START MATERIAL SHOWN

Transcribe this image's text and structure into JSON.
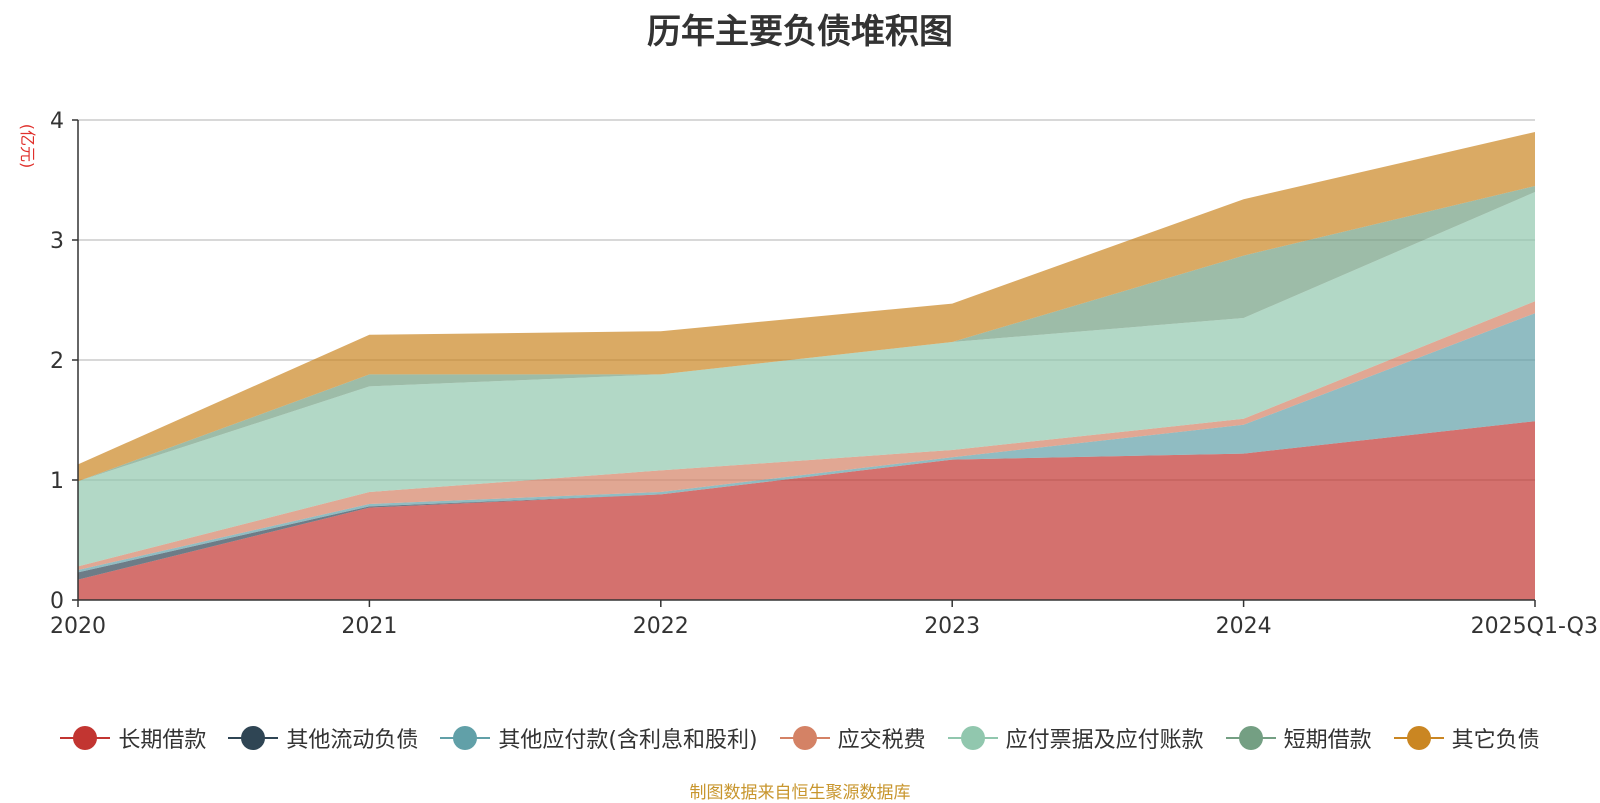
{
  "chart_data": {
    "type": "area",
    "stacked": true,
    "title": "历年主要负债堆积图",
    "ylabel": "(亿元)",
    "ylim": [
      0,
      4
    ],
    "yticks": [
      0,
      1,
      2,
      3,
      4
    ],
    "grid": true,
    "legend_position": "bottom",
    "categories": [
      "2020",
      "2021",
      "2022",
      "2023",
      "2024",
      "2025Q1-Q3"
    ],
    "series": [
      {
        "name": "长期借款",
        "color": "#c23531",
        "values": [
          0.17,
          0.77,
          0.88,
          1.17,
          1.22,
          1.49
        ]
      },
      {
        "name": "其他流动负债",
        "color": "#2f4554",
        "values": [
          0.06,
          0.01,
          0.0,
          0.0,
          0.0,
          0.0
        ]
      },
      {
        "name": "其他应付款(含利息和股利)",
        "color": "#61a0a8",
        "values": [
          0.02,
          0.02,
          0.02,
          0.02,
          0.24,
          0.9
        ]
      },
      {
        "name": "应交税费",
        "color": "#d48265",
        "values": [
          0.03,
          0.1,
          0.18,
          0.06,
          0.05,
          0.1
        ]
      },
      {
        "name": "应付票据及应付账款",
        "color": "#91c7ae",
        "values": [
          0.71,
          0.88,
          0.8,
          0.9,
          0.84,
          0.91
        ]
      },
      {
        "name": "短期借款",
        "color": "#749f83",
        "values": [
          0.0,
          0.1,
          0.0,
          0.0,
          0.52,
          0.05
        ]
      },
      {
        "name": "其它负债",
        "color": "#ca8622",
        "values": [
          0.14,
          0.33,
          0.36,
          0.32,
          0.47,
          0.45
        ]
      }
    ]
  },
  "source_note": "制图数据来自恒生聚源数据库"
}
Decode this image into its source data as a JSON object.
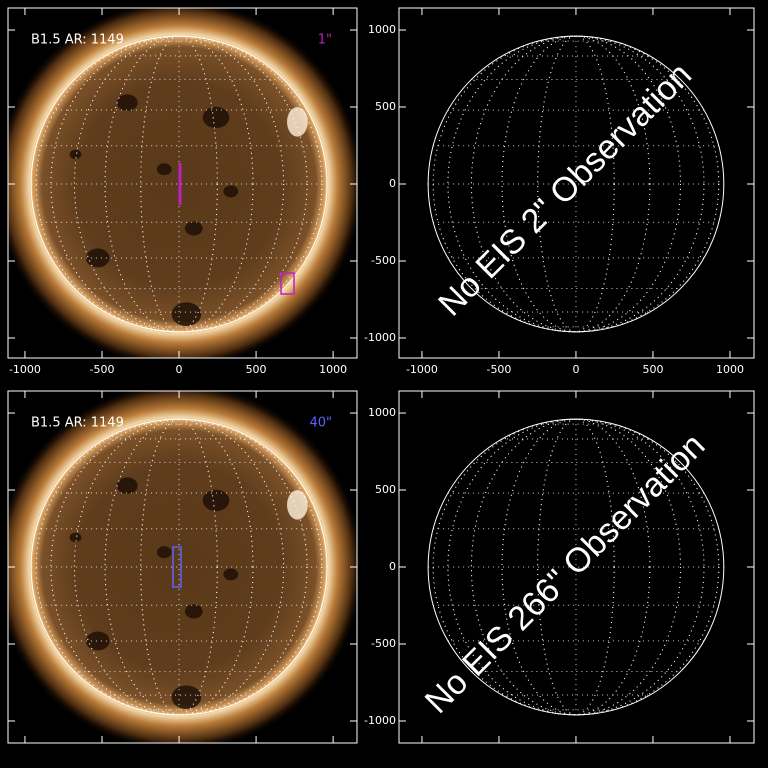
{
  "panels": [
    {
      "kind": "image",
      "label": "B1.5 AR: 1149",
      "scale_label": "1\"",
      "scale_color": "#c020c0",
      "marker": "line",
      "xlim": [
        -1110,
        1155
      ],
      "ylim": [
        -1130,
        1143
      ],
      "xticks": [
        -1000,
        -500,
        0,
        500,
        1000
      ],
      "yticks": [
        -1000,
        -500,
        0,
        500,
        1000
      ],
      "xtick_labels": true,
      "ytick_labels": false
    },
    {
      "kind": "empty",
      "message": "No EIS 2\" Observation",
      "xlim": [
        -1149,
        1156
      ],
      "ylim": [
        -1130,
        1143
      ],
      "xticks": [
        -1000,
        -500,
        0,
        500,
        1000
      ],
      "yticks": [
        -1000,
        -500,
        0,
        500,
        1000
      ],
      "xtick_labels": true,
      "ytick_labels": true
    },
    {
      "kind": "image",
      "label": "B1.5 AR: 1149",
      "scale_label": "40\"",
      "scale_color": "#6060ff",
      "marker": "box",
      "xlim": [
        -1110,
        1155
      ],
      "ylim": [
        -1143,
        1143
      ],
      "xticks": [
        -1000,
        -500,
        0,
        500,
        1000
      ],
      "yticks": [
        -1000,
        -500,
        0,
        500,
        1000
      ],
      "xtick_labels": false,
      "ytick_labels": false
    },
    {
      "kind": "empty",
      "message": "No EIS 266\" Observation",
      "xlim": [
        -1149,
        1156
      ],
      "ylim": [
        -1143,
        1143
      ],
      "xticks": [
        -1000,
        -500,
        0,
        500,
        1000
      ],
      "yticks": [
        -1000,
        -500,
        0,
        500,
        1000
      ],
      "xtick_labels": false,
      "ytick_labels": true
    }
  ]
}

END MATERIAL SHOWN

Return each line from the material above exactly, but not the pictures.

Transcribe this image's text and structure into JSON.
{
  "chart_data": {
    "type": "area",
    "stacked": true,
    "title": "历年主要负债堆积图",
    "ylabel": "(亿元)",
    "ylim": [
      0,
      4
    ],
    "yticks": [
      0,
      1,
      2,
      3,
      4
    ],
    "grid": true,
    "legend_position": "bottom",
    "categories": [
      "2020",
      "2021",
      "2022",
      "2023",
      "2024",
      "2025Q1-Q3"
    ],
    "series": [
      {
        "name": "长期借款",
        "color": "#c23531",
        "values": [
          0.17,
          0.77,
          0.88,
          1.17,
          1.22,
          1.49
        ]
      },
      {
        "name": "其他流动负债",
        "color": "#2f4554",
        "values": [
          0.06,
          0.01,
          0.0,
          0.0,
          0.0,
          0.0
        ]
      },
      {
        "name": "其他应付款(含利息和股利)",
        "color": "#61a0a8",
        "values": [
          0.02,
          0.02,
          0.02,
          0.02,
          0.24,
          0.9
        ]
      },
      {
        "name": "应交税费",
        "color": "#d48265",
        "values": [
          0.03,
          0.1,
          0.18,
          0.06,
          0.05,
          0.1
        ]
      },
      {
        "name": "应付票据及应付账款",
        "color": "#91c7ae",
        "values": [
          0.71,
          0.88,
          0.8,
          0.9,
          0.84,
          0.91
        ]
      },
      {
        "name": "短期借款",
        "color": "#749f83",
        "values": [
          0.0,
          0.1,
          0.0,
          0.0,
          0.52,
          0.05
        ]
      },
      {
        "name": "其它负债",
        "color": "#ca8622",
        "values": [
          0.14,
          0.33,
          0.36,
          0.32,
          0.47,
          0.45
        ]
      }
    ]
  },
  "source_note": "制图数据来自恒生聚源数据库"
}
Decode this image into its source data as a JSON object.
{
  "panels": [
    {
      "kind": "image",
      "label": "B1.5 AR: 1149",
      "scale_label": "1\"",
      "scale_color": "#c020c0",
      "marker": "line",
      "xlim": [
        -1110,
        1155
      ],
      "ylim": [
        -1130,
        1143
      ],
      "xticks": [
        -1000,
        -500,
        0,
        500,
        1000
      ],
      "yticks": [
        -1000,
        -500,
        0,
        500,
        1000
      ],
      "xtick_labels": true,
      "ytick_labels": false
    },
    {
      "kind": "empty",
      "message": "No EIS 2\" Observation",
      "xlim": [
        -1149,
        1156
      ],
      "ylim": [
        -1130,
        1143
      ],
      "xticks": [
        -1000,
        -500,
        0,
        500,
        1000
      ],
      "yticks": [
        -1000,
        -500,
        0,
        500,
        1000
      ],
      "xtick_labels": true,
      "ytick_labels": true
    },
    {
      "kind": "image",
      "label": "B1.5 AR: 1149",
      "scale_label": "40\"",
      "scale_color": "#6060ff",
      "marker": "box",
      "xlim": [
        -1110,
        1155
      ],
      "ylim": [
        -1143,
        1143
      ],
      "xticks": [
        -1000,
        -500,
        0,
        500,
        1000
      ],
      "yticks": [
        -1000,
        -500,
        0,
        500,
        1000
      ],
      "xtick_labels": false,
      "ytick_labels": false
    },
    {
      "kind": "empty",
      "message": "No EIS 266\" Observation",
      "xlim": [
        -1149,
        1156
      ],
      "ylim": [
        -1143,
        1143
      ],
      "xticks": [
        -1000,
        -500,
        0,
        500,
        1000
      ],
      "yticks": [
        -1000,
        -500,
        0,
        500,
        1000
      ],
      "xtick_labels": false,
      "ytick_labels": true
    }
  ]
}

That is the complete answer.